(Request): Transcribe all of the material below word for word and leave out its pictures.

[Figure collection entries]
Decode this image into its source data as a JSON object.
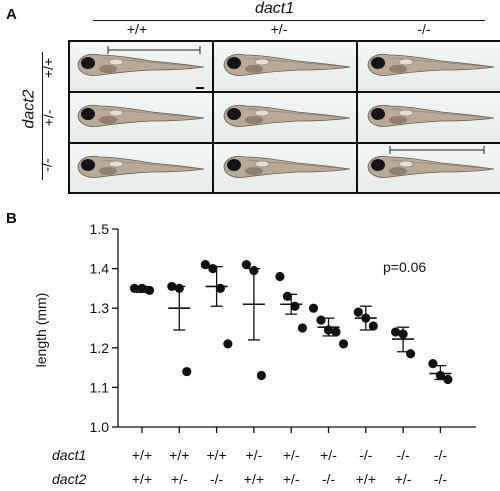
{
  "panel_a": {
    "letter": "A",
    "gene_cols": "dact1",
    "gene_rows": "dact2",
    "col_labels": [
      "+/+",
      "+/-",
      "-/-"
    ],
    "row_labels": [
      "+/+",
      "+/-",
      "-/-"
    ]
  },
  "panel_b": {
    "letter": "B",
    "annotation": "p=0.06",
    "xrow_gene1": "dact1",
    "xrow_gene2": "dact2"
  },
  "chart_data": {
    "type": "scatter",
    "ylabel": "length (mm)",
    "ylim": [
      1.0,
      1.5
    ],
    "yticks": [
      "1.0",
      "1.1",
      "1.2",
      "1.3",
      "1.4",
      "1.5"
    ],
    "groups": [
      {
        "dact1": "+/+",
        "dact2": "+/+",
        "points": [
          1.35,
          1.35,
          1.345
        ],
        "mean": 1.35,
        "sem_low": 1.34,
        "sem_high": 1.355
      },
      {
        "dact1": "+/+",
        "dact2": "+/-",
        "points": [
          1.355,
          1.35,
          1.14
        ],
        "mean": 1.3,
        "sem_low": 1.245,
        "sem_high": 1.355
      },
      {
        "dact1": "+/+",
        "dact2": "-/-",
        "points": [
          1.41,
          1.4,
          1.35,
          1.21
        ],
        "mean": 1.355,
        "sem_low": 1.305,
        "sem_high": 1.405
      },
      {
        "dact1": "+/-",
        "dact2": "+/+",
        "points": [
          1.41,
          1.395,
          1.13
        ],
        "mean": 1.31,
        "sem_low": 1.22,
        "sem_high": 1.4
      },
      {
        "dact1": "+/-",
        "dact2": "+/-",
        "points": [
          1.38,
          1.33,
          1.305,
          1.25
        ],
        "mean": 1.31,
        "sem_low": 1.285,
        "sem_high": 1.335
      },
      {
        "dact1": "+/-",
        "dact2": "-/-",
        "points": [
          1.3,
          1.27,
          1.245,
          1.24,
          1.21
        ],
        "mean": 1.252,
        "sem_low": 1.23,
        "sem_high": 1.275
      },
      {
        "dact1": "-/-",
        "dact2": "+/+",
        "points": [
          1.29,
          1.275,
          1.255
        ],
        "mean": 1.275,
        "sem_low": 1.245,
        "sem_high": 1.305
      },
      {
        "dact1": "-/-",
        "dact2": "+/-",
        "points": [
          1.24,
          1.235,
          1.185
        ],
        "mean": 1.222,
        "sem_low": 1.19,
        "sem_high": 1.252
      },
      {
        "dact1": "-/-",
        "dact2": "-/-",
        "points": [
          1.16,
          1.13,
          1.12
        ],
        "mean": 1.135,
        "sem_low": 1.12,
        "sem_high": 1.155
      }
    ]
  }
}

(Complete answer):
Decode this image into its source data as a JSON object.
{
  "panel_a": {
    "letter": "A",
    "gene_cols": "dact1",
    "gene_rows": "dact2",
    "col_labels": [
      "+/+",
      "+/-",
      "-/-"
    ],
    "row_labels": [
      "+/+",
      "+/-",
      "-/-"
    ]
  },
  "panel_b": {
    "letter": "B",
    "annotation": "p=0.06",
    "xrow_gene1": "dact1",
    "xrow_gene2": "dact2"
  },
  "chart_data": {
    "type": "scatter",
    "ylabel": "length (mm)",
    "ylim": [
      1.0,
      1.5
    ],
    "yticks": [
      "1.0",
      "1.1",
      "1.2",
      "1.3",
      "1.4",
      "1.5"
    ],
    "groups": [
      {
        "dact1": "+/+",
        "dact2": "+/+",
        "points": [
          1.35,
          1.35,
          1.345
        ],
        "mean": 1.35,
        "sem_low": 1.34,
        "sem_high": 1.355
      },
      {
        "dact1": "+/+",
        "dact2": "+/-",
        "points": [
          1.355,
          1.35,
          1.14
        ],
        "mean": 1.3,
        "sem_low": 1.245,
        "sem_high": 1.355
      },
      {
        "dact1": "+/+",
        "dact2": "-/-",
        "points": [
          1.41,
          1.4,
          1.35,
          1.21
        ],
        "mean": 1.355,
        "sem_low": 1.305,
        "sem_high": 1.405
      },
      {
        "dact1": "+/-",
        "dact2": "+/+",
        "points": [
          1.41,
          1.395,
          1.13
        ],
        "mean": 1.31,
        "sem_low": 1.22,
        "sem_high": 1.4
      },
      {
        "dact1": "+/-",
        "dact2": "+/-",
        "points": [
          1.38,
          1.33,
          1.305,
          1.25
        ],
        "mean": 1.31,
        "sem_low": 1.285,
        "sem_high": 1.335
      },
      {
        "dact1": "+/-",
        "dact2": "-/-",
        "points": [
          1.3,
          1.27,
          1.245,
          1.24,
          1.21
        ],
        "mean": 1.252,
        "sem_low": 1.23,
        "sem_high": 1.275
      },
      {
        "dact1": "-/-",
        "dact2": "+/+",
        "points": [
          1.29,
          1.275,
          1.255
        ],
        "mean": 1.275,
        "sem_low": 1.245,
        "sem_high": 1.305
      },
      {
        "dact1": "-/-",
        "dact2": "+/-",
        "points": [
          1.24,
          1.235,
          1.185
        ],
        "mean": 1.222,
        "sem_low": 1.19,
        "sem_high": 1.252
      },
      {
        "dact1": "-/-",
        "dact2": "-/-",
        "points": [
          1.16,
          1.13,
          1.12
        ],
        "mean": 1.135,
        "sem_low": 1.12,
        "sem_high": 1.155
      }
    ]
  }
}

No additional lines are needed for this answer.